======== Brano ========
Successivamente, se le condizioni di basse temperature si protraggono nel tempo, e per temperature molto basse ed estreme, allora subentra la "termogenesi da brivido", in cui è il muscolo scheletrico il principale fautore di questo processo. Questo tessuto produce un brivido che porterà alla produzione di calore, iniziando da prima ad usare lipidi, che già nella fase non da brivido utilizzerà insieme al tessuto adiposo bruno, e poi inizierà ad usare glucidi, servendosi delle riserve di glicogeno presenti nel muscolo. Se lo sforzo aumenta e si protrae nel tempo, la principale fonte di energia per questo processo sarà il glicogeno muscolare.
Ma quindi in freddo aumenta il metabolismo? In realtà, proprio la fase della termogenesi non da brivido è oggetto di numerosi studi perchè sembrerebbe coinvolta, grazie anche al disaccoppiamento mitocondriale, con il maggior utilizzo dei lipidi di deposito. Si studia quindi il possibile ruolo di questi meccanismi nel controllo dell'obesità e dei livelli di tessuto adiposo. Alcuni studi, infatti, dimostrano come il tessuto adiposo bruno, attraverso il meccanismo di termogenesi, va ad incrementare, con la sua azione, la spesa energetica totale dell'organismo.
======== Dati registrati ========
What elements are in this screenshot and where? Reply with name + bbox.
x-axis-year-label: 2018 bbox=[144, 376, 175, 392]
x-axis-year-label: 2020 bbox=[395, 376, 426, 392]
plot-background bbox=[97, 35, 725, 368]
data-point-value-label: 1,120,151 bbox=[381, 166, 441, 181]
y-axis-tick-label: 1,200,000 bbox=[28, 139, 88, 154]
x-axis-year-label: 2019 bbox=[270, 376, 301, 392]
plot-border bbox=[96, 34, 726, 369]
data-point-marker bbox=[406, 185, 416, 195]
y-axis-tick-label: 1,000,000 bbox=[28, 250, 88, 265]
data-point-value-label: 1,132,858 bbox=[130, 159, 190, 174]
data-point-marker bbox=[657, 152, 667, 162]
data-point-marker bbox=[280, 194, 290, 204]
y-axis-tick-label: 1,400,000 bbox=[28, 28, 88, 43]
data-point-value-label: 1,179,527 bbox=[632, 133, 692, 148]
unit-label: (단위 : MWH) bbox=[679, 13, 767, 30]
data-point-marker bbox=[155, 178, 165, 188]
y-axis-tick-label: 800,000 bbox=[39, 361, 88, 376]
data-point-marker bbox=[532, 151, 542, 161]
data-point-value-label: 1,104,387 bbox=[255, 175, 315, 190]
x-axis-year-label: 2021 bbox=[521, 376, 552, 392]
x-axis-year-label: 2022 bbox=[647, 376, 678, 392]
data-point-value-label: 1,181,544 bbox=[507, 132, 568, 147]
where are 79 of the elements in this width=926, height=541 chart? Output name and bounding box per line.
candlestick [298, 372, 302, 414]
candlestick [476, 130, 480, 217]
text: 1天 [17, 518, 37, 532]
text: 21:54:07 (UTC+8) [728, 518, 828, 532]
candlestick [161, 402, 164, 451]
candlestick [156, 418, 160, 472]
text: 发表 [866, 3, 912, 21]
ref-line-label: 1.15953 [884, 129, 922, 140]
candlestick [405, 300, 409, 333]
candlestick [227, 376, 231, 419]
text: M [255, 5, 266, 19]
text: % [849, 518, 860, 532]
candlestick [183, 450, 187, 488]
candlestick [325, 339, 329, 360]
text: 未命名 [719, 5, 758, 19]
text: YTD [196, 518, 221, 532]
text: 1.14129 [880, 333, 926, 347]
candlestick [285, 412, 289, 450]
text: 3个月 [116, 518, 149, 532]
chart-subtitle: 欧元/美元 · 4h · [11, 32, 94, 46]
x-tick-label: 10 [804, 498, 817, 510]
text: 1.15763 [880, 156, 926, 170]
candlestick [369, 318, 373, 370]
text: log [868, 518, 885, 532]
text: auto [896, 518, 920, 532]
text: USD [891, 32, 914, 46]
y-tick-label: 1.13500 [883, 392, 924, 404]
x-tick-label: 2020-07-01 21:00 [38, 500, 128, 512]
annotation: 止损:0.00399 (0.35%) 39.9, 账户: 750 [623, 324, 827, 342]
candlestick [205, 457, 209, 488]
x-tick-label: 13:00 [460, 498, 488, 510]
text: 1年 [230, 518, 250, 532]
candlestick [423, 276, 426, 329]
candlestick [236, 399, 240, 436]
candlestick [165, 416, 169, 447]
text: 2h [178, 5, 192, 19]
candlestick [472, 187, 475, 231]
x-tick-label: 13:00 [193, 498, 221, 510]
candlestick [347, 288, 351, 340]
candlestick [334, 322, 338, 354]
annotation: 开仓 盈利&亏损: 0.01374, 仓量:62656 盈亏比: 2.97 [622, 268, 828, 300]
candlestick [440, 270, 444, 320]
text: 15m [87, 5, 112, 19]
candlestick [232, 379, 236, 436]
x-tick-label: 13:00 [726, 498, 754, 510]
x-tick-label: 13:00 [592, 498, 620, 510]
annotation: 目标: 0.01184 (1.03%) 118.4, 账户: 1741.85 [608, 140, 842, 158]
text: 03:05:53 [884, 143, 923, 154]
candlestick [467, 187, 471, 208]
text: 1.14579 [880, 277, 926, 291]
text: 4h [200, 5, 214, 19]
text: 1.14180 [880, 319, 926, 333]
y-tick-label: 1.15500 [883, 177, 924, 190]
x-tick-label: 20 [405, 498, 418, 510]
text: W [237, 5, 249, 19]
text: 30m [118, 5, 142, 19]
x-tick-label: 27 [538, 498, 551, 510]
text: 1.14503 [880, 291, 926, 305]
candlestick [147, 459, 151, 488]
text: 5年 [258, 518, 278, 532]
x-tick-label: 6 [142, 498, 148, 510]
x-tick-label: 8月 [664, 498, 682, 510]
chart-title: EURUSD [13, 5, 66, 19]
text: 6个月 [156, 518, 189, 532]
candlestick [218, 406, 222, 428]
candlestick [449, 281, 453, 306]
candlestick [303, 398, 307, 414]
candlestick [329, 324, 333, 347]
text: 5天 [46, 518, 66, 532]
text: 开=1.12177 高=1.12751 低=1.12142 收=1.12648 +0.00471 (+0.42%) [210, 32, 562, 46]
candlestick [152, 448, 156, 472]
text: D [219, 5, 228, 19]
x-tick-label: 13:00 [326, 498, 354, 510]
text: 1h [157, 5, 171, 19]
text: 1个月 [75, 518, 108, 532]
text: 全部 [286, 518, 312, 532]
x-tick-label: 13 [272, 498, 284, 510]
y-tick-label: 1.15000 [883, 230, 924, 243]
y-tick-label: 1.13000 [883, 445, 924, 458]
========
• **Consegna**
Scrivi il seguito del brano sulla termogenesi da freddo, ripartendo dopo la sua ultima frase. I record sono materiale a sé, distinto dal brano.

• **Risposta**
Alcuni studi hanno considerato la possibile azione del tessuto adiposo bruno nella riduzione dei trigliceridi e quindi nel miglioramento di alcune forme di dislipidemia. In modelli sperimentali animali è stato dimostrato come il metabolismo dei trigliceridi aumenta un seguito a brevi esposizioni al freddo. Questo perchè questo tessuto va a promuovere la rimozione dei trigliceridi dal sangue, andando a migliorare condizioni come l'obesità e il rischio cardiovascolare. Tuttavia, l'esatto meccanismo è ancora da chiarire e rimane incerto il modo in cui poter utilizzare questo tessuto come bersaglio di eventuali trattamenti terapeutici.
Per quanto riguarda la fase della termogenesi da brivido, in realtà è ancora in fase di studio il modo in cui il muscolo scheletrico utilizza le fonti energetiche in risposta a variabili come stress, freddo e disponibilità energetica.
Inoltre, in persone diverse il modo in cui vengono usati i nutrienti per la produzione di calore è molto variabile.
Questi meccanismi sono ancora oggetto di studio e non risultano sufficienti le prove a disposizione attualmente per poter affermare che il freddo porti davvero ad un dimagrimento. Inoltre, resterebbe da valutare la modalità di applicazione pratica della termogenesi nel dimagrimento.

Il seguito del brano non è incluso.